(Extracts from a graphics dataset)
===============

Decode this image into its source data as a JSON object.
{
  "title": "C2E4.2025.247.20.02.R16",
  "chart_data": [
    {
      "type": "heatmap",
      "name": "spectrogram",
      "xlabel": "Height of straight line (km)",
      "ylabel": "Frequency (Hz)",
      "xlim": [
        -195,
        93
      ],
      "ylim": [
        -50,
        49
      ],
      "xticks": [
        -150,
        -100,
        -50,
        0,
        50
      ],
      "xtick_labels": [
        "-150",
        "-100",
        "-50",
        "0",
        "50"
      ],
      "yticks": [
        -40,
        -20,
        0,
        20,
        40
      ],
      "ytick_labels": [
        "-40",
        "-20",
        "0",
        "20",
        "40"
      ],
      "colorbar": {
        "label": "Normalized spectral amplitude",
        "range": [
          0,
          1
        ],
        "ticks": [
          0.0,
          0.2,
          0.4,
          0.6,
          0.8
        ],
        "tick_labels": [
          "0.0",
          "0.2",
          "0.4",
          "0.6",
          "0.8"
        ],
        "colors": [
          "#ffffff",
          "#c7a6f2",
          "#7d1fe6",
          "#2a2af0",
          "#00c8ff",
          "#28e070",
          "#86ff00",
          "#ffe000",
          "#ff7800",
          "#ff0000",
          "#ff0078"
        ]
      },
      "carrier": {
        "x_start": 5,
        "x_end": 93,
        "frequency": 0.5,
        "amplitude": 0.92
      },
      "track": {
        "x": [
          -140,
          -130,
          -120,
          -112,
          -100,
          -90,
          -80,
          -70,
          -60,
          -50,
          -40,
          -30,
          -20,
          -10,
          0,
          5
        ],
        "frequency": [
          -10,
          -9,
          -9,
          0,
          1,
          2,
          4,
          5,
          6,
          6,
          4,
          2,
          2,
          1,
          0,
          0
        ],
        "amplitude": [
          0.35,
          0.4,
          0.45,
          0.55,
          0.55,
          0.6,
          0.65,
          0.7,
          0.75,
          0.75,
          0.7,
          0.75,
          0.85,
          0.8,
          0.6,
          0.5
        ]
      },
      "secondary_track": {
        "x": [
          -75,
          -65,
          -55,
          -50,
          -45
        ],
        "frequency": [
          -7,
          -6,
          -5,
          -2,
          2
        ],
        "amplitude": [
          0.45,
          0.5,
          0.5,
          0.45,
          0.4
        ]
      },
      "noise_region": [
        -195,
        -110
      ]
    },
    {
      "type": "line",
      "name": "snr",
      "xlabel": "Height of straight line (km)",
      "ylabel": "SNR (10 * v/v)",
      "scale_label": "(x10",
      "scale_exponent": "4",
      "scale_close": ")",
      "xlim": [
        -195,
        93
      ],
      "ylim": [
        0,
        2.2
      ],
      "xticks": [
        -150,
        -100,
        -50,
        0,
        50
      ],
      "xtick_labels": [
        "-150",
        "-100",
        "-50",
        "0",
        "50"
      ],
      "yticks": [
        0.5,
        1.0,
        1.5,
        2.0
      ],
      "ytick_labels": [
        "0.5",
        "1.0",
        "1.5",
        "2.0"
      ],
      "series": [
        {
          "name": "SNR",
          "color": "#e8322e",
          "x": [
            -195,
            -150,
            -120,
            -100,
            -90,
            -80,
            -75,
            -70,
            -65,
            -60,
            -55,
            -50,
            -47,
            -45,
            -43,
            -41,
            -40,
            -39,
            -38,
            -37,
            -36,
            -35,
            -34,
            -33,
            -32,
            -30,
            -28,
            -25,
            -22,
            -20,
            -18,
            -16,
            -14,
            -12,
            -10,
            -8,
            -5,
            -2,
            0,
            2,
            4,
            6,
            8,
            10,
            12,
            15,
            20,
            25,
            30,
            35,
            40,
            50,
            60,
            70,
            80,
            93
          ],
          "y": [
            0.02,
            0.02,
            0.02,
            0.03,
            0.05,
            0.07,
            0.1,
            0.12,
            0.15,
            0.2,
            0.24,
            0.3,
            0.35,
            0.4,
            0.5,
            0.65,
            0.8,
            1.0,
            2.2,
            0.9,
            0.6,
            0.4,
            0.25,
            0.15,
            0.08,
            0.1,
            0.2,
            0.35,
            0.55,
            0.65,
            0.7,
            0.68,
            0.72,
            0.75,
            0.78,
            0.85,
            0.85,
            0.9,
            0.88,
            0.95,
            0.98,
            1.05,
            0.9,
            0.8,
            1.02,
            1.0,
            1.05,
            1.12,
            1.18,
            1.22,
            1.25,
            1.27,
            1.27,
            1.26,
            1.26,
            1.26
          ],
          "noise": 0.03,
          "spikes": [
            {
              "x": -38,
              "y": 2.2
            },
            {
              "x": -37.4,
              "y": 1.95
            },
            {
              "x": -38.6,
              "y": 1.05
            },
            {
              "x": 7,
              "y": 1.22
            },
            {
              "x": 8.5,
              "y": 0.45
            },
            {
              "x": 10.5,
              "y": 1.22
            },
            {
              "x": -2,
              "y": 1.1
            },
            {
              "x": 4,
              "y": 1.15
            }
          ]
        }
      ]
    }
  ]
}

===============

**YOUR INSTRUCTIONS:**
From the entries above, copy every line where the word "ylabel" shows up.

**COMPLETED EXERCISE:**
      "ylabel": "Frequency (Hz)",
      "ylabel": "SNR (10 * v/v)",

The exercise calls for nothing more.